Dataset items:
-- START --

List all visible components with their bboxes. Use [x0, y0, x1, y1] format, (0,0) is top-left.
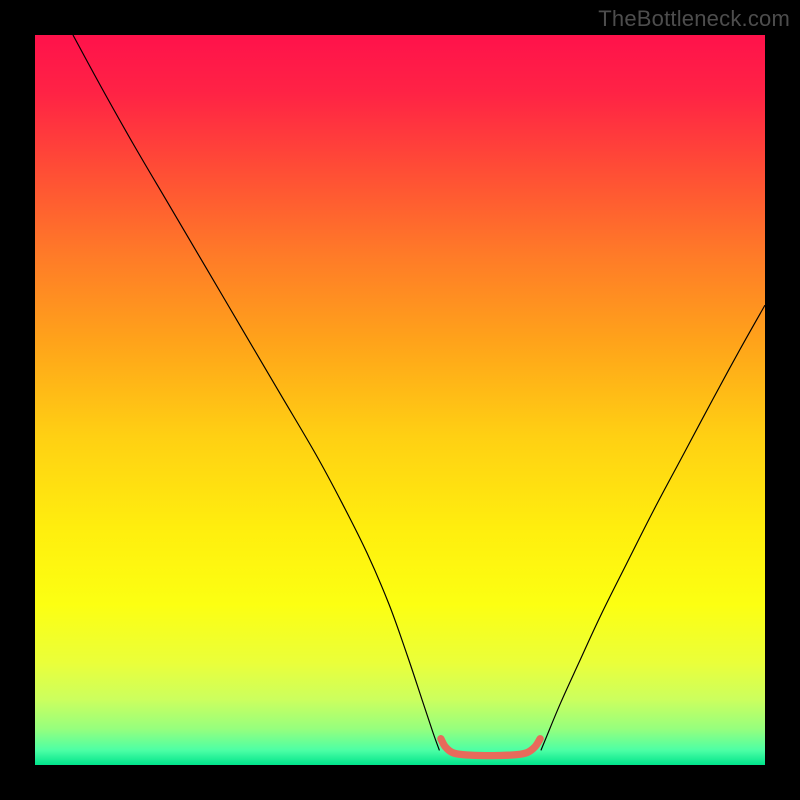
right-curve: [541, 305, 765, 750]
valley-marker: [441, 739, 540, 756]
frame-border-bottom: [0, 765, 800, 800]
curves-layer: [35, 35, 765, 765]
frame-border-left: [0, 0, 35, 800]
watermark-text: TheBottleneck.com: [598, 6, 790, 32]
plot-area: [35, 35, 765, 765]
chart-frame: TheBottleneck.com: [0, 0, 800, 800]
left-curve: [73, 35, 439, 750]
frame-border-right: [765, 0, 800, 800]
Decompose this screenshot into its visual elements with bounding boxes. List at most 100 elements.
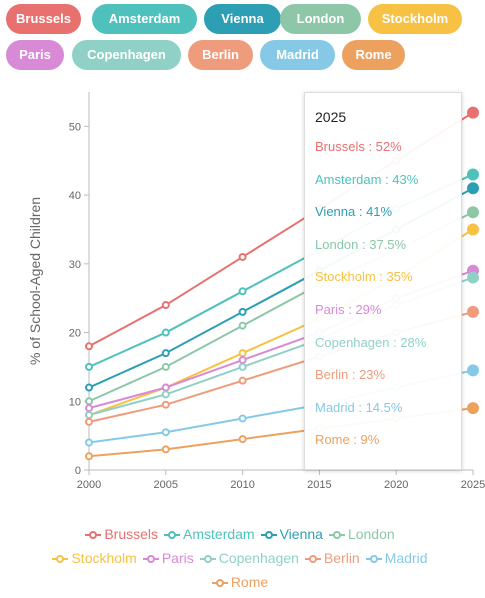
data-point-madrid xyxy=(238,414,247,423)
filter-chip-amsterdam[interactable]: Amsterdam xyxy=(92,4,197,34)
data-point-brussels xyxy=(238,252,247,261)
legend-item-stockholm[interactable]: Stockholm xyxy=(52,550,137,566)
legend-marker xyxy=(328,530,345,540)
legend-marker xyxy=(52,554,69,564)
x-tick-label: 2020 xyxy=(384,479,408,491)
tooltip-row-stockholm: Stockholm : 35% xyxy=(315,269,413,285)
filter-chip-vienna[interactable]: Vienna xyxy=(204,4,281,34)
tooltip-row-berlin: Berlin : 23% xyxy=(315,367,386,383)
tooltip-row-copenhagen: Copenhagen : 28% xyxy=(315,334,427,350)
data-point-amsterdam xyxy=(161,328,170,337)
data-point-london xyxy=(467,206,479,219)
legend-label: Vienna xyxy=(279,526,323,542)
tooltip-row-rome: Rome : 9% xyxy=(315,432,380,448)
legend-marker xyxy=(164,530,181,540)
data-point-london xyxy=(238,321,247,330)
y-tick-label: 50 xyxy=(69,121,81,133)
data-point-amsterdam xyxy=(85,362,93,371)
legend-label: Copenhagen xyxy=(218,550,299,566)
legend-item-paris[interactable]: Paris xyxy=(142,550,194,566)
data-point-paris xyxy=(85,404,93,413)
legend-label: Amsterdam xyxy=(183,526,255,542)
legend-marker xyxy=(142,554,159,564)
y-tick-label: 10 xyxy=(69,396,81,408)
tooltip-row-amsterdam: Amsterdam : 43% xyxy=(315,171,419,187)
tooltip-row-london: London : 37.5% xyxy=(315,236,407,252)
filter-chip-rome[interactable]: Rome xyxy=(342,40,405,70)
y-tick-label: 30 xyxy=(69,259,81,271)
legend-item-rome[interactable]: Rome xyxy=(211,574,269,590)
legend-label: Stockholm xyxy=(71,550,137,566)
legend-item-copenhagen[interactable]: Copenhagen xyxy=(199,550,299,566)
data-point-rome xyxy=(85,452,93,461)
data-point-amsterdam xyxy=(467,168,479,181)
y-tick-label: 0 xyxy=(75,465,81,477)
legend-marker xyxy=(199,554,216,564)
y-tick-label: 40 xyxy=(69,190,81,202)
filter-chip-london[interactable]: London xyxy=(280,4,361,34)
legend-label: Berlin xyxy=(323,550,360,566)
legend-marker xyxy=(85,530,102,540)
filter-chip-stockholm[interactable]: Stockholm xyxy=(368,4,462,34)
data-point-madrid xyxy=(161,428,170,437)
data-point-stockholm xyxy=(238,349,247,358)
data-point-berlin xyxy=(467,305,479,318)
legend-row: Rome xyxy=(20,574,460,598)
filter-chip-madrid[interactable]: Madrid xyxy=(260,40,335,70)
data-point-madrid xyxy=(85,438,93,447)
data-point-paris xyxy=(161,383,170,392)
legend: Brussels Amsterdam Vienna London Stockholm Pa… xyxy=(20,526,460,598)
legend-item-madrid[interactable]: Madrid xyxy=(365,550,428,566)
data-point-rome xyxy=(161,445,170,454)
legend-item-brussels[interactable]: Brussels xyxy=(85,526,158,542)
legend-label: Madrid xyxy=(384,550,428,566)
data-point-berlin xyxy=(161,400,170,409)
data-point-rome xyxy=(238,435,247,444)
data-point-brussels xyxy=(467,106,479,119)
data-point-copenhagen xyxy=(161,390,170,399)
legend-row: Brussels Amsterdam Vienna London xyxy=(20,526,460,550)
legend-label: Paris xyxy=(161,550,194,566)
data-point-copenhagen xyxy=(238,362,247,371)
tooltip-row-brussels: Brussels : 52% xyxy=(315,139,402,154)
legend-item-amsterdam[interactable]: Amsterdam xyxy=(164,526,255,542)
filter-chip-berlin[interactable]: Berlin xyxy=(188,40,253,70)
data-point-vienna xyxy=(161,349,170,358)
data-point-copenhagen xyxy=(85,411,93,420)
data-point-london xyxy=(161,362,170,371)
data-point-madrid xyxy=(467,364,479,377)
legend-item-london[interactable]: London xyxy=(328,526,395,542)
data-point-london xyxy=(85,397,93,406)
x-tick-label: 2005 xyxy=(154,479,178,491)
data-point-vienna xyxy=(467,182,479,195)
data-point-brussels xyxy=(85,342,93,351)
data-point-paris xyxy=(238,356,247,365)
data-point-amsterdam xyxy=(238,287,247,296)
tooltip-row-vienna: Vienna : 41% xyxy=(315,204,393,220)
legend-label: London xyxy=(347,526,395,542)
legend-label: Brussels xyxy=(104,526,159,542)
data-point-vienna xyxy=(238,307,247,316)
data-point-berlin xyxy=(85,417,93,426)
data-point-copenhagen xyxy=(467,271,479,284)
data-point-rome xyxy=(467,402,479,415)
filter-chip-paris[interactable]: Paris xyxy=(6,40,64,70)
filter-chip-copenhagen[interactable]: Copenhagen xyxy=(72,40,181,70)
filter-chip-brussels[interactable]: Brussels xyxy=(6,4,81,34)
data-point-berlin xyxy=(238,376,247,385)
legend-marker xyxy=(365,554,382,564)
legend-item-berlin[interactable]: Berlin xyxy=(304,550,360,566)
tooltip-row-madrid: Madrid : 14.5% xyxy=(315,399,403,415)
data-point-brussels xyxy=(161,301,170,310)
data-point-stockholm xyxy=(467,223,479,236)
x-tick-label: 2025 xyxy=(461,479,485,491)
x-tick-label: 2010 xyxy=(230,479,254,491)
legend-marker xyxy=(211,578,228,588)
y-tick-label: 20 xyxy=(69,328,81,340)
legend-item-vienna[interactable]: Vienna xyxy=(260,526,323,542)
x-tick-label: 2015 xyxy=(307,479,331,491)
tooltip-title: 2025 xyxy=(315,109,347,125)
legend-label: Rome xyxy=(230,574,269,590)
legend-marker xyxy=(260,530,277,540)
legend-row: Stockholm Paris Copenhagen Berlin Madrid xyxy=(20,550,460,574)
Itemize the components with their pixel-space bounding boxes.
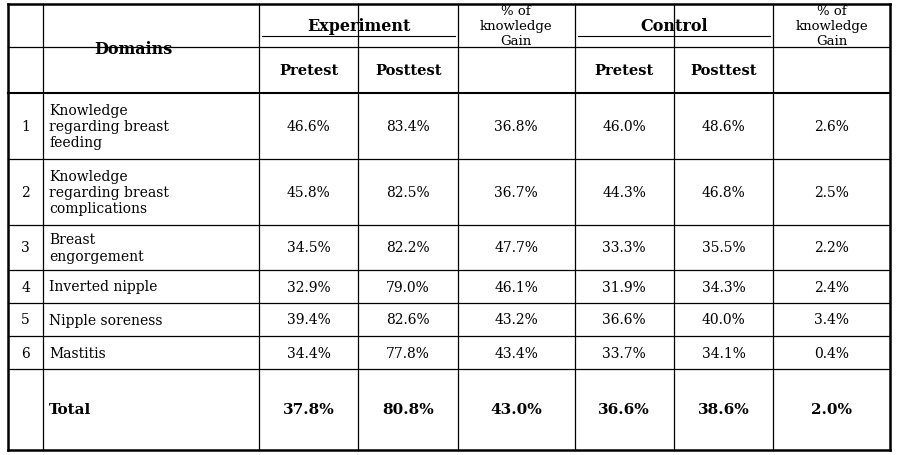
Text: Pretest: Pretest (594, 64, 654, 78)
Text: Mastitis: Mastitis (49, 346, 106, 360)
Text: 80.8%: 80.8% (383, 403, 434, 417)
Text: 2.0%: 2.0% (811, 403, 852, 417)
Text: 48.6%: 48.6% (701, 120, 745, 134)
Text: 46.1%: 46.1% (494, 280, 538, 294)
Text: Breast
engorgement: Breast engorgement (49, 233, 144, 263)
Text: Nipple soreness: Nipple soreness (49, 313, 163, 327)
Text: Knowledge
regarding breast
feeding: Knowledge regarding breast feeding (49, 104, 169, 150)
Text: 46.8%: 46.8% (701, 186, 745, 200)
Text: Posttest: Posttest (691, 64, 757, 78)
Text: 33.7%: 33.7% (603, 346, 646, 360)
Text: Knowledge
regarding breast
complications: Knowledge regarding breast complications (49, 169, 169, 216)
Text: 82.2%: 82.2% (386, 241, 430, 255)
Text: 34.1%: 34.1% (701, 346, 745, 360)
Text: 38.6%: 38.6% (698, 403, 750, 417)
Text: 2.4%: 2.4% (814, 280, 850, 294)
Text: Control: Control (640, 18, 708, 35)
Text: 34.4%: 34.4% (286, 346, 330, 360)
Text: 2.5%: 2.5% (814, 186, 849, 200)
Text: 2: 2 (22, 186, 30, 200)
Text: 3: 3 (22, 241, 30, 255)
Text: 32.9%: 32.9% (287, 280, 330, 294)
Text: % of
knowledge
Gain: % of knowledge Gain (480, 5, 552, 48)
Text: 33.3%: 33.3% (603, 241, 646, 255)
Text: Domains: Domains (94, 41, 172, 58)
Text: 77.8%: 77.8% (386, 346, 430, 360)
Text: Posttest: Posttest (374, 64, 441, 78)
Text: 2.6%: 2.6% (814, 120, 849, 134)
Text: 82.5%: 82.5% (386, 186, 430, 200)
Text: 82.6%: 82.6% (386, 313, 430, 327)
Text: 0.4%: 0.4% (814, 346, 850, 360)
Text: 4: 4 (21, 280, 30, 294)
Text: 5: 5 (22, 313, 30, 327)
Text: 1: 1 (21, 120, 30, 134)
Text: 39.4%: 39.4% (287, 313, 330, 327)
Text: 35.5%: 35.5% (701, 241, 745, 255)
Text: 2.2%: 2.2% (814, 241, 849, 255)
Text: 36.6%: 36.6% (603, 313, 646, 327)
Text: 34.3%: 34.3% (701, 280, 745, 294)
Text: 6: 6 (22, 346, 30, 360)
Text: 36.8%: 36.8% (495, 120, 538, 134)
Text: 31.9%: 31.9% (603, 280, 646, 294)
Text: % of
knowledge
Gain: % of knowledge Gain (796, 5, 867, 48)
Text: 36.6%: 36.6% (598, 403, 650, 417)
Text: 45.8%: 45.8% (287, 186, 330, 200)
Text: 79.0%: 79.0% (386, 280, 430, 294)
Text: Experiment: Experiment (307, 18, 410, 35)
Text: 46.6%: 46.6% (287, 120, 330, 134)
Text: 47.7%: 47.7% (494, 241, 538, 255)
Text: 44.3%: 44.3% (603, 186, 647, 200)
Text: Inverted nipple: Inverted nipple (49, 280, 157, 294)
Text: 36.7%: 36.7% (494, 186, 538, 200)
Text: Total: Total (49, 403, 92, 417)
Text: 34.5%: 34.5% (287, 241, 330, 255)
Text: 46.0%: 46.0% (603, 120, 646, 134)
Text: 83.4%: 83.4% (386, 120, 430, 134)
Text: 43.0%: 43.0% (490, 403, 542, 417)
Text: 43.4%: 43.4% (494, 346, 538, 360)
Text: 40.0%: 40.0% (701, 313, 745, 327)
Text: 37.8%: 37.8% (283, 403, 335, 417)
Text: 43.2%: 43.2% (494, 313, 538, 327)
Text: 3.4%: 3.4% (814, 313, 850, 327)
Text: Pretest: Pretest (279, 64, 339, 78)
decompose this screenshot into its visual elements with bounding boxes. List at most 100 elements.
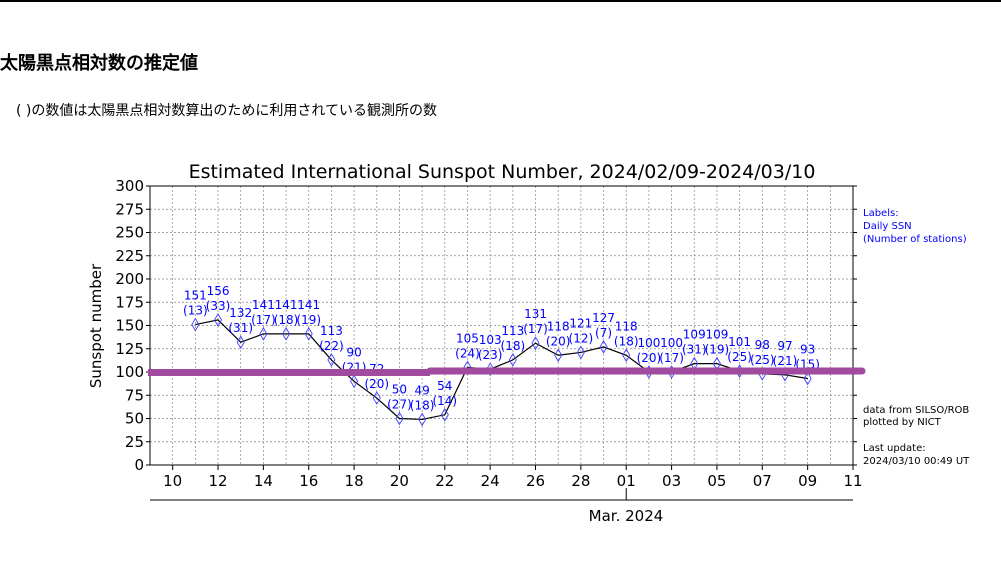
stations-label: (12) (569, 331, 594, 345)
legend-line: (Number of stations) (863, 234, 967, 245)
x-tick-label: 07 (753, 472, 772, 490)
ssn-label: 118 (615, 319, 638, 333)
y-tick-label: 25 (125, 433, 144, 451)
y-tick-label: 300 (115, 177, 144, 195)
source-note: data from SILSO/ROB (863, 405, 969, 416)
stations-label: (18) (274, 313, 299, 327)
stations-label: (19) (296, 313, 321, 327)
ssn-label: 50 (392, 383, 407, 397)
ssn-label: 156 (207, 284, 230, 298)
stations-label: (20) (637, 351, 662, 365)
data-point-marker (350, 374, 359, 389)
page-note: ( )の数値は太陽黒点相対数算出のために利用されている観測所の数 (16, 103, 437, 119)
stations-label: (18) (501, 339, 526, 353)
stations-label: (22) (319, 339, 344, 353)
ssn-label: 113 (501, 324, 524, 338)
x-tick-label: 24 (481, 472, 500, 490)
page-heading: 太陽黒点相対数の推定値 (0, 53, 198, 74)
ssn-label: 113 (320, 324, 343, 338)
data-point-marker (622, 348, 631, 363)
ssn-label: 131 (524, 307, 547, 321)
stations-label: (23) (478, 348, 503, 362)
y-tick-label: 0 (134, 456, 144, 474)
data-point-marker (803, 371, 812, 386)
stations-label: (14) (432, 394, 457, 408)
data-point-marker (486, 362, 495, 377)
data-point-marker (395, 411, 404, 426)
data-point-marker (236, 335, 245, 350)
data-point-marker (508, 353, 517, 367)
y-tick-label: 200 (115, 270, 144, 288)
ssn-label: 141 (252, 298, 275, 312)
y-tick-label: 50 (125, 410, 144, 428)
ssn-label: 101 (728, 335, 751, 349)
chart-title: Estimated International Sunspot Number, … (189, 161, 816, 183)
ssn-label: 105 (456, 331, 479, 345)
ssn-label: 100 (660, 336, 683, 350)
top-border (0, 0, 1001, 2)
ssn-label: 141 (275, 298, 298, 312)
x-tick-label: 05 (707, 472, 726, 490)
x-tick-label: 09 (798, 472, 817, 490)
update-note: Last update: (863, 443, 926, 454)
stations-label: (13) (183, 304, 208, 318)
ssn-label: 151 (184, 289, 207, 303)
y-tick-label: 175 (115, 293, 144, 311)
ssn-label: 100 (637, 336, 660, 350)
series-line (195, 319, 808, 421)
data-point-marker (554, 348, 563, 363)
stations-label: (7) (595, 326, 612, 340)
stations-label: (20) (364, 377, 389, 391)
stations-label: (17) (523, 322, 548, 336)
data-point-marker (327, 353, 336, 367)
data-point-marker (191, 317, 200, 332)
legend: Labels: Daily SSN (Number of stations) (863, 208, 967, 245)
y-tick-label: 125 (115, 340, 144, 358)
stations-label: (18) (614, 334, 639, 348)
y-tick-label: 75 (125, 386, 144, 404)
stations-label: (19) (705, 343, 730, 357)
data-point-marker (372, 391, 381, 405)
stations-label: (17) (659, 351, 684, 365)
x-tick-label: 03 (662, 472, 681, 490)
x-tick-label: 10 (163, 472, 182, 490)
stations-label: (25) (750, 353, 775, 367)
x-tick-label: 28 (571, 472, 590, 490)
ssn-label: 132 (229, 306, 252, 320)
ssn-label: 118 (547, 319, 570, 333)
y-tick-label: 150 (115, 317, 144, 335)
legend-line: Daily SSN (863, 221, 912, 232)
data-point-marker (418, 412, 427, 427)
data-point-marker (304, 326, 313, 341)
ssn-label: 93 (800, 343, 815, 357)
y-axis-label: Sunspot number (87, 263, 105, 388)
stations-label: (20) (546, 334, 571, 348)
data-point-marker (531, 336, 540, 351)
ssn-label: 54 (437, 379, 452, 393)
x-axis-label: Mar. 2024 (589, 507, 664, 525)
data-point-marker (599, 339, 608, 354)
ssn-label: 141 (297, 298, 320, 312)
legend-line: Labels: (863, 208, 899, 219)
x-tick-label: 16 (299, 472, 318, 490)
x-tick-label: 12 (208, 472, 227, 490)
y-tick-label: 250 (115, 224, 144, 242)
ssn-label: 49 (414, 383, 429, 397)
ssn-label: 109 (705, 328, 728, 342)
stations-label: (33) (206, 299, 231, 313)
x-tick-label: 22 (435, 472, 454, 490)
y-tick-label: 275 (115, 200, 144, 218)
ssn-label: 97 (777, 339, 792, 353)
y-tick-label: 100 (115, 363, 144, 381)
ssn-label: 127 (592, 311, 615, 325)
plot-frame (149, 185, 854, 466)
x-tick-label: 14 (254, 472, 273, 490)
stations-label: (18) (410, 398, 435, 412)
stations-label: (27) (387, 398, 412, 412)
stations-label: (31) (682, 343, 707, 357)
stations-label: (25) (727, 350, 752, 364)
stations-label: (21) (773, 354, 798, 368)
data-point-marker (214, 313, 223, 327)
x-tick-label: 26 (526, 472, 545, 490)
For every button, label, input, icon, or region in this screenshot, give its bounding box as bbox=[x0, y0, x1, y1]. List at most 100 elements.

-- END --

** Prompt **
Lay out everything from the line containing "Text: Pretest: Pretest (594, 64, 654, 78)" down to the line containing "Text: 82.2%: 82.2% (386, 241, 430, 255)" as a Markdown table with the columns Row and Line, giving each line a row number and leaving out blank lines.

** Result of this task **
| Row | Line |
|---|---|
| 1 | Text: Pretest: Pretest (594, 64, 654, 78) |
| 2 | Text: Mastitis: Mastitis (49, 346, 106, 360) |
| 3 | Text: 80.8%: 80.8% (383, 403, 434, 417) |
| 4 | Text: 2.0%: 2.0% (811, 403, 852, 417) |
| 5 | Text: 48.6%: 48.6% (701, 120, 745, 134) |
| 6 | Text: 46.1%: 46.1% (494, 280, 538, 294) |
| 7 | Text: Breast |
| 8 | engorgement: Breast engorgement (49, 233, 144, 263) |
| 9 | Text: Nipple soreness: Nipple soreness (49, 313, 163, 327) |
| 10 | Text: Knowledge |
| 11 | regarding breast |
| 12 | feeding: Knowledge regarding breast feeding (49, 104, 169, 150) |
| 13 | Text: 46.8%: 46.8% (701, 186, 745, 200) |
| 14 | Text: Posttest: Posttest (691, 64, 757, 78) |
| 15 | Text: 33.7%: 33.7% (603, 346, 646, 360) |
| 16 | Text: Knowledge |
| 17 | regarding breast |
| 18 | complications: Knowledge regarding breast complications (49, 169, 169, 216) |
| 19 | Text: 82.2%: 82.2% (386, 241, 430, 255) |